Provided material
┌──
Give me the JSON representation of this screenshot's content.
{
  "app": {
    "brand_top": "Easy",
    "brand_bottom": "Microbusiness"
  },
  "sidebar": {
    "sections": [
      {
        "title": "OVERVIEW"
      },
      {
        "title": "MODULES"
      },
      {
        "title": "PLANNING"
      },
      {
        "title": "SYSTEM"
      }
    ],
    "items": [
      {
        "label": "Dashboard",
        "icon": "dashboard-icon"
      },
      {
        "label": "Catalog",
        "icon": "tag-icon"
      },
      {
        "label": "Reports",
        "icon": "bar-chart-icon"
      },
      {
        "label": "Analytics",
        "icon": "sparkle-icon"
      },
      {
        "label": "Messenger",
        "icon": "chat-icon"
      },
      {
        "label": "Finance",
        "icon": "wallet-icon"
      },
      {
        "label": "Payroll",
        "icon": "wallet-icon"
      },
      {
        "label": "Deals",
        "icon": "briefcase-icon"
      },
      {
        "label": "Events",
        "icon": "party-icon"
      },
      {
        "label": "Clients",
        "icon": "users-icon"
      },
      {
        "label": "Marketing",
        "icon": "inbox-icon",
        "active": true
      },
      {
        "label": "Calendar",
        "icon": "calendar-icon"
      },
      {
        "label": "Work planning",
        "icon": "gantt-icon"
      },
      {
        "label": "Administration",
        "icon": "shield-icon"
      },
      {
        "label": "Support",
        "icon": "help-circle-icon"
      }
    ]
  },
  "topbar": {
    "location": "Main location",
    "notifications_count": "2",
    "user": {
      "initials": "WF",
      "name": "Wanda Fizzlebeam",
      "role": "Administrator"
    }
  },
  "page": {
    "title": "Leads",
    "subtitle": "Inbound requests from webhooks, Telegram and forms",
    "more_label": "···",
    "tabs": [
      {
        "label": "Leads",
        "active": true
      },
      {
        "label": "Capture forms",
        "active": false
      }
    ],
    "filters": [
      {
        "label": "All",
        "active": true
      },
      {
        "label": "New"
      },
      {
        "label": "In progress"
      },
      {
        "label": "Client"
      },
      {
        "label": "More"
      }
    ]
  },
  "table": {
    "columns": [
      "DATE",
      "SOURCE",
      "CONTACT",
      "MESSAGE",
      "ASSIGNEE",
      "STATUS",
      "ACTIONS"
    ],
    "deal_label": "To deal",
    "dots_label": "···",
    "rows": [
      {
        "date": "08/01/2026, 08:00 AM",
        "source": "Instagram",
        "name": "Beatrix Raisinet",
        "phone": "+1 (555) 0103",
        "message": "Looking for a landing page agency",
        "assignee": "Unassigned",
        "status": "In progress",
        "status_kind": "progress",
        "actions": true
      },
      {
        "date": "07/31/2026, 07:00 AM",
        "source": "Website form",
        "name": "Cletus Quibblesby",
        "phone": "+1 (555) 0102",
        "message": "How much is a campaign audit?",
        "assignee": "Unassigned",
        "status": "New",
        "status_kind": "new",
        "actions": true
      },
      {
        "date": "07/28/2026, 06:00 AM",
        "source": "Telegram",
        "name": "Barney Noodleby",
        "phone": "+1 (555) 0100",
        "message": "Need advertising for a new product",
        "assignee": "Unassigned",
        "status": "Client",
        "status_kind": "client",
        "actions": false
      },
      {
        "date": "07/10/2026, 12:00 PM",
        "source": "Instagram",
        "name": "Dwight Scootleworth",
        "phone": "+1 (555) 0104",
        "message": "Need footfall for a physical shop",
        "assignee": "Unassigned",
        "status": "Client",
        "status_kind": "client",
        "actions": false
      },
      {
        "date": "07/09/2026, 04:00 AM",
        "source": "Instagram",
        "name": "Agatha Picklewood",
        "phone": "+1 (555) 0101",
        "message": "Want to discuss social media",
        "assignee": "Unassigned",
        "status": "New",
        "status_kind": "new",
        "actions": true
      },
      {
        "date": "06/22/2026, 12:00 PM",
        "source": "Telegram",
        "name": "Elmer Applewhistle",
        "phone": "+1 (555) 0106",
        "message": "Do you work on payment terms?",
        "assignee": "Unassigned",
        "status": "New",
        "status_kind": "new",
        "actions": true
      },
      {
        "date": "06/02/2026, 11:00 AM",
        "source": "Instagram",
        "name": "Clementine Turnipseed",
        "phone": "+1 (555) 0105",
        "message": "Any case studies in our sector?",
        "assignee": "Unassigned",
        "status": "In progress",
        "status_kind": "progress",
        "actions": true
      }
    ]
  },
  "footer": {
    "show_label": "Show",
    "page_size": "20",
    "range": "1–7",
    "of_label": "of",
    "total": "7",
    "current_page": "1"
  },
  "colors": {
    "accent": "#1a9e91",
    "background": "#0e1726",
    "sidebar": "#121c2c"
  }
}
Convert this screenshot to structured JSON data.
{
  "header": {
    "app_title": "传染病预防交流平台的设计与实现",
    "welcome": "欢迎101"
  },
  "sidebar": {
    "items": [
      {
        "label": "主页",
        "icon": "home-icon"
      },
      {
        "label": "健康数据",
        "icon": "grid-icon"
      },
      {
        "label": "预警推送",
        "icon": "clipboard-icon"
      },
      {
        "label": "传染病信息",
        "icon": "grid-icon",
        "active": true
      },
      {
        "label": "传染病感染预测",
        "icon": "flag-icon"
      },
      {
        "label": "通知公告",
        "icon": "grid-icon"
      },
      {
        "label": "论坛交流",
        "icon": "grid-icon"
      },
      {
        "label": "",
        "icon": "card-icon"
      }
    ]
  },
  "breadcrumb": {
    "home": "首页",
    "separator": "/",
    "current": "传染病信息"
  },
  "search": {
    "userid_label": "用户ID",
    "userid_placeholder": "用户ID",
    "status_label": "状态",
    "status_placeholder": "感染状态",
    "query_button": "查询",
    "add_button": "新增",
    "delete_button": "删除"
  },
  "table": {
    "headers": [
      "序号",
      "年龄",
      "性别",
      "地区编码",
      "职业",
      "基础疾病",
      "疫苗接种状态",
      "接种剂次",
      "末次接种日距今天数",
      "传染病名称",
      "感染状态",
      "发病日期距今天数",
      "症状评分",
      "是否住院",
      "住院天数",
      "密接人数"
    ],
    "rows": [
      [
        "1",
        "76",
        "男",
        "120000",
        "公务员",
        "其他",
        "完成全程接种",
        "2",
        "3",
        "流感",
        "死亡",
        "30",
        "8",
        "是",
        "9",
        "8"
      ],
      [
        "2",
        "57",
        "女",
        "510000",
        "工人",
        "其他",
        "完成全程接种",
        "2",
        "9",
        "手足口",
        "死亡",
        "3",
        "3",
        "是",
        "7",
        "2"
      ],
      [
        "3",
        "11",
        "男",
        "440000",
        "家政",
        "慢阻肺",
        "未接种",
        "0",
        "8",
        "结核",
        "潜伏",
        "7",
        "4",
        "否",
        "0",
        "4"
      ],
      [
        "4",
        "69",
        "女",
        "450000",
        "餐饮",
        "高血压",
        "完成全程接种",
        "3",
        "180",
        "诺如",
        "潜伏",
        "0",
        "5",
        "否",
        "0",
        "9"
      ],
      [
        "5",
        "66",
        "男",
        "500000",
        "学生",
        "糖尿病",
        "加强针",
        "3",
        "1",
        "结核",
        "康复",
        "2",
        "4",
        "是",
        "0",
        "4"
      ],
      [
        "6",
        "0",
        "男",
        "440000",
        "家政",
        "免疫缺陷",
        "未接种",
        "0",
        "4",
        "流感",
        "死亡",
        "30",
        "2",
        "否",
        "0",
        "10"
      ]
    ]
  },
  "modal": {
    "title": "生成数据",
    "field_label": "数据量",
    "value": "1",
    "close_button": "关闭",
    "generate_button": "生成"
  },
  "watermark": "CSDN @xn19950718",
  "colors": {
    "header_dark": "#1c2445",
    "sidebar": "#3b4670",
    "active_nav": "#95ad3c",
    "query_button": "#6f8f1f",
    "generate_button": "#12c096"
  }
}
└──
Task goal
Output every entry shown above, exactly.

The result
Give me the JSON representation of this screenshot's content.
{
  "app": {
    "brand_top": "Easy",
    "brand_bottom": "Microbusiness"
  },
  "sidebar": {
    "sections": [
      {
        "title": "OVERVIEW"
      },
      {
        "title": "MODULES"
      },
      {
        "title": "PLANNING"
      },
      {
        "title": "SYSTEM"
      }
    ],
    "items": [
      {
        "label": "Dashboard",
        "icon": "dashboard-icon"
      },
      {
        "label": "Catalog",
        "icon": "tag-icon"
      },
      {
        "label": "Reports",
        "icon": "bar-chart-icon"
      },
      {
        "label": "Analytics",
        "icon": "sparkle-icon"
      },
      {
        "label": "Messenger",
        "icon": "chat-icon"
      },
      {
        "label": "Finance",
        "icon": "wallet-icon"
      },
      {
        "label": "Payroll",
        "icon": "wallet-icon"
      },
      {
        "label": "Deals",
        "icon": "briefcase-icon"
      },
      {
        "label": "Events",
        "icon": "party-icon"
      },
      {
        "label": "Clients",
        "icon": "users-icon"
      },
      {
        "label": "Marketing",
        "icon": "inbox-icon",
        "active": true
      },
      {
        "label": "Calendar",
        "icon": "calendar-icon"
      },
      {
        "label": "Work planning",
        "icon": "gantt-icon"
      },
      {
        "label": "Administration",
        "icon": "shield-icon"
      },
      {
        "label": "Support",
        "icon": "help-circle-icon"
      }
    ]
  },
  "topbar": {
    "location": "Main location",
    "notifications_count": "2",
    "user": {
      "initials": "WF",
      "name": "Wanda Fizzlebeam",
      "role": "Administrator"
    }
  },
  "page": {
    "title": "Leads",
    "subtitle": "Inbound requests from webhooks, Telegram and forms",
    "more_label": "···",
    "tabs": [
      {
        "label": "Leads",
        "active": true
      },
      {
        "label": "Capture forms",
        "active": false
      }
    ],
    "filters": [
      {
        "label": "All",
        "active": true
      },
      {
        "label": "New"
      },
      {
        "label": "In progress"
      },
      {
        "label": "Client"
      },
      {
        "label": "More"
      }
    ]
  },
  "table": {
    "columns": [
      "DATE",
      "SOURCE",
      "CONTACT",
      "MESSAGE",
      "ASSIGNEE",
      "STATUS",
      "ACTIONS"
    ],
    "deal_label": "To deal",
    "dots_label": "···",
    "rows": [
      {
        "date": "08/01/2026, 08:00 AM",
        "source": "Instagram",
        "name": "Beatrix Raisinet",
        "phone": "+1 (555) 0103",
        "message": "Looking for a landing page agency",
        "assignee": "Unassigned",
        "status": "In progress",
        "status_kind": "progress",
        "actions": true
      },
      {
        "date": "07/31/2026, 07:00 AM",
        "source": "Website form",
        "name": "Cletus Quibblesby",
        "phone": "+1 (555) 0102",
        "message": "How much is a campaign audit?",
        "assignee": "Unassigned",
        "status": "New",
        "status_kind": "new",
        "actions": true
      },
      {
        "date": "07/28/2026, 06:00 AM",
        "source": "Telegram",
        "name": "Barney Noodleby",
        "phone": "+1 (555) 0100",
        "message": "Need advertising for a new product",
        "assignee": "Unassigned",
        "status": "Client",
        "status_kind": "client",
        "actions": false
      },
      {
        "date": "07/10/2026, 12:00 PM",
        "source": "Instagram",
        "name": "Dwight Scootleworth",
        "phone": "+1 (555) 0104",
        "message": "Need footfall for a physical shop",
        "assignee": "Unassigned",
        "status": "Client",
        "status_kind": "client",
        "actions": false
      },
      {
        "date": "07/09/2026, 04:00 AM",
        "source": "Instagram",
        "name": "Agatha Picklewood",
        "phone": "+1 (555) 0101",
        "message": "Want to discuss social media",
        "assignee": "Unassigned",
        "status": "New",
        "status_kind": "new",
        "actions": true
      },
      {
        "date": "06/22/2026, 12:00 PM",
        "source": "Telegram",
        "name": "Elmer Applewhistle",
        "phone": "+1 (555) 0106",
        "message": "Do you work on payment terms?",
        "assignee": "Unassigned",
        "status": "New",
        "status_kind": "new",
        "actions": true
      },
      {
        "date": "06/02/2026, 11:00 AM",
        "source": "Instagram",
        "name": "Clementine Turnipseed",
        "phone": "+1 (555) 0105",
        "message": "Any case studies in our sector?",
        "assignee": "Unassigned",
        "status": "In progress",
        "status_kind": "progress",
        "actions": true
      }
    ]
  },
  "footer": {
    "show_label": "Show",
    "page_size": "20",
    "range": "1–7",
    "of_label": "of",
    "total": "7",
    "current_page": "1"
  },
  "colors": {
    "accent": "#1a9e91",
    "background": "#0e1726",
    "sidebar": "#121c2c"
  }
}
Convert this screenshot to structured JSON data.
{
  "header": {
    "app_title": "传染病预防交流平台的设计与实现",
    "welcome": "欢迎101"
  },
  "sidebar": {
    "items": [
      {
        "label": "主页",
        "icon": "home-icon"
      },
      {
        "label": "健康数据",
        "icon": "grid-icon"
      },
      {
        "label": "预警推送",
        "icon": "clipboard-icon"
      },
      {
        "label": "传染病信息",
        "icon": "grid-icon",
        "active": true
      },
      {
        "label": "传染病感染预测",
        "icon": "flag-icon"
      },
      {
        "label": "通知公告",
        "icon": "grid-icon"
      },
      {
        "label": "论坛交流",
        "icon": "grid-icon"
      },
      {
        "label": "",
        "icon": "card-icon"
      }
    ]
  },
  "breadcrumb": {
    "home": "首页",
    "separator": "/",
    "current": "传染病信息"
  },
  "search": {
    "userid_label": "用户ID",
    "userid_placeholder": "用户ID",
    "status_label": "状态",
    "status_placeholder": "感染状态",
    "query_button": "查询",
    "add_button": "新增",
    "delete_button": "删除"
  },
  "table": {
    "headers": [
      "序号",
      "年龄",
      "性别",
      "地区编码",
      "职业",
      "基础疾病",
      "疫苗接种状态",
      "接种剂次",
      "末次接种日距今天数",
      "传染病名称",
      "感染状态",
      "发病日期距今天数",
      "症状评分",
      "是否住院",
      "住院天数",
      "密接人数"
    ],
    "rows": [
      [
        "1",
        "76",
        "男",
        "120000",
        "公务员",
        "其他",
        "完成全程接种",
        "2",
        "3",
        "流感",
        "死亡",
        "30",
        "8",
        "是",
        "9",
        "8"
      ],
      [
        "2",
        "57",
        "女",
        "510000",
        "工人",
        "其他",
        "完成全程接种",
        "2",
        "9",
        "手足口",
        "死亡",
        "3",
        "3",
        "是",
        "7",
        "2"
      ],
      [
        "3",
        "11",
        "男",
        "440000",
        "家政",
        "慢阻肺",
        "未接种",
        "0",
        "8",
        "结核",
        "潜伏",
        "7",
        "4",
        "否",
        "0",
        "4"
      ],
      [
        "4",
        "69",
        "女",
        "450000",
        "餐饮",
        "高血压",
        "完成全程接种",
        "3",
        "180",
        "诺如",
        "潜伏",
        "0",
        "5",
        "否",
        "0",
        "9"
      ],
      [
        "5",
        "66",
        "男",
        "500000",
        "学生",
        "糖尿病",
        "加强针",
        "3",
        "1",
        "结核",
        "康复",
        "2",
        "4",
        "是",
        "0",
        "4"
      ],
      [
        "6",
        "0",
        "男",
        "440000",
        "家政",
        "免疫缺陷",
        "未接种",
        "0",
        "4",
        "流感",
        "死亡",
        "30",
        "2",
        "否",
        "0",
        "10"
      ]
    ]
  },
  "modal": {
    "title": "生成数据",
    "field_label": "数据量",
    "value": "1",
    "close_button": "关闭",
    "generate_button": "生成"
  },
  "watermark": "CSDN @xn19950718",
  "colors": {
    "header_dark": "#1c2445",
    "sidebar": "#3b4670",
    "active_nav": "#95ad3c",
    "query_button": "#6f8f1f",
    "generate_button": "#12c096"
  }
}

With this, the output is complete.